### Records supplied

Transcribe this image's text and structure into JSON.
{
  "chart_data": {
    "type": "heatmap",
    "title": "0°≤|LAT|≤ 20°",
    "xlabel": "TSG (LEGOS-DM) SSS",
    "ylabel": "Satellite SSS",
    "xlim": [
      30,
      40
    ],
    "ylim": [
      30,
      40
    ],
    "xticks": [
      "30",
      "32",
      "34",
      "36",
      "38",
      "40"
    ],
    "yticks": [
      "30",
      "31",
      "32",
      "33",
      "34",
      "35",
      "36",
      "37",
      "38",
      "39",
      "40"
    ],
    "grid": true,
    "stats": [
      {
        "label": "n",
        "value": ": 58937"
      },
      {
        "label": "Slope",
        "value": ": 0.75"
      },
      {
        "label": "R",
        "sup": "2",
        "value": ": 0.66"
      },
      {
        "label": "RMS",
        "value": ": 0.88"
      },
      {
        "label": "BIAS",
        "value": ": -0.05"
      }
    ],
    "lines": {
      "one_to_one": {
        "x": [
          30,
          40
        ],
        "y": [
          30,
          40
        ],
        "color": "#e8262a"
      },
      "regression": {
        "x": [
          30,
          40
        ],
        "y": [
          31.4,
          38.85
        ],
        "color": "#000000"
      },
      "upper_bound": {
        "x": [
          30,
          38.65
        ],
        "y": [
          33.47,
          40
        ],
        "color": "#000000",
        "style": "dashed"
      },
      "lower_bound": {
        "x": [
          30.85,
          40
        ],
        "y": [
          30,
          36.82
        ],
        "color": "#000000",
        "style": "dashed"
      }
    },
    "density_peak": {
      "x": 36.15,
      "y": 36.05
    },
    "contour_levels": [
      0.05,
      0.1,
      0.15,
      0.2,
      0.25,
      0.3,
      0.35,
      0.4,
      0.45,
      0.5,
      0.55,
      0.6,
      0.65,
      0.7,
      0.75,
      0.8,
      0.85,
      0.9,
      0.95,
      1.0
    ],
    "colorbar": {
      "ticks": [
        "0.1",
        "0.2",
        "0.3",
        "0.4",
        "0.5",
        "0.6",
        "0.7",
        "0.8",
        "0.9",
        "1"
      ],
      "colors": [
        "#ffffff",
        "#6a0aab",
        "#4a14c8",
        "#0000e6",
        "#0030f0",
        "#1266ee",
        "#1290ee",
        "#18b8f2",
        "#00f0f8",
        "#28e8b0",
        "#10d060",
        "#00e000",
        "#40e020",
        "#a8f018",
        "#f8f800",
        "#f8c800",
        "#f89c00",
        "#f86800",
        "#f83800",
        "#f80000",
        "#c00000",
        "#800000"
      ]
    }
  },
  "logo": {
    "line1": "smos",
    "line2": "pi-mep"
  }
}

######

- **Directive**: Please output every record, keeping each line exact.

- **Solved problem**:
Transcribe this image's text and structure into JSON.
{
  "chart_data": {
    "type": "heatmap",
    "title": "0°≤|LAT|≤ 20°",
    "xlabel": "TSG (LEGOS-DM) SSS",
    "ylabel": "Satellite SSS",
    "xlim": [
      30,
      40
    ],
    "ylim": [
      30,
      40
    ],
    "xticks": [
      "30",
      "32",
      "34",
      "36",
      "38",
      "40"
    ],
    "yticks": [
      "30",
      "31",
      "32",
      "33",
      "34",
      "35",
      "36",
      "37",
      "38",
      "39",
      "40"
    ],
    "grid": true,
    "stats": [
      {
        "label": "n",
        "value": ": 58937"
      },
      {
        "label": "Slope",
        "value": ": 0.75"
      },
      {
        "label": "R",
        "sup": "2",
        "value": ": 0.66"
      },
      {
        "label": "RMS",
        "value": ": 0.88"
      },
      {
        "label": "BIAS",
        "value": ": -0.05"
      }
    ],
    "lines": {
      "one_to_one": {
        "x": [
          30,
          40
        ],
        "y": [
          30,
          40
        ],
        "color": "#e8262a"
      },
      "regression": {
        "x": [
          30,
          40
        ],
        "y": [
          31.4,
          38.85
        ],
        "color": "#000000"
      },
      "upper_bound": {
        "x": [
          30,
          38.65
        ],
        "y": [
          33.47,
          40
        ],
        "color": "#000000",
        "style": "dashed"
      },
      "lower_bound": {
        "x": [
          30.85,
          40
        ],
        "y": [
          30,
          36.82
        ],
        "color": "#000000",
        "style": "dashed"
      }
    },
    "density_peak": {
      "x": 36.15,
      "y": 36.05
    },
    "contour_levels": [
      0.05,
      0.1,
      0.15,
      0.2,
      0.25,
      0.3,
      0.35,
      0.4,
      0.45,
      0.5,
      0.55,
      0.6,
      0.65,
      0.7,
      0.75,
      0.8,
      0.85,
      0.9,
      0.95,
      1.0
    ],
    "colorbar": {
      "ticks": [
        "0.1",
        "0.2",
        "0.3",
        "0.4",
        "0.5",
        "0.6",
        "0.7",
        "0.8",
        "0.9",
        "1"
      ],
      "colors": [
        "#ffffff",
        "#6a0aab",
        "#4a14c8",
        "#0000e6",
        "#0030f0",
        "#1266ee",
        "#1290ee",
        "#18b8f2",
        "#00f0f8",
        "#28e8b0",
        "#10d060",
        "#00e000",
        "#40e020",
        "#a8f018",
        "#f8f800",
        "#f8c800",
        "#f89c00",
        "#f86800",
        "#f83800",
        "#f80000",
        "#c00000",
        "#800000"
      ]
    }
  },
  "logo": {
    "line1": "smos",
    "line2": "pi-mep"
  }
}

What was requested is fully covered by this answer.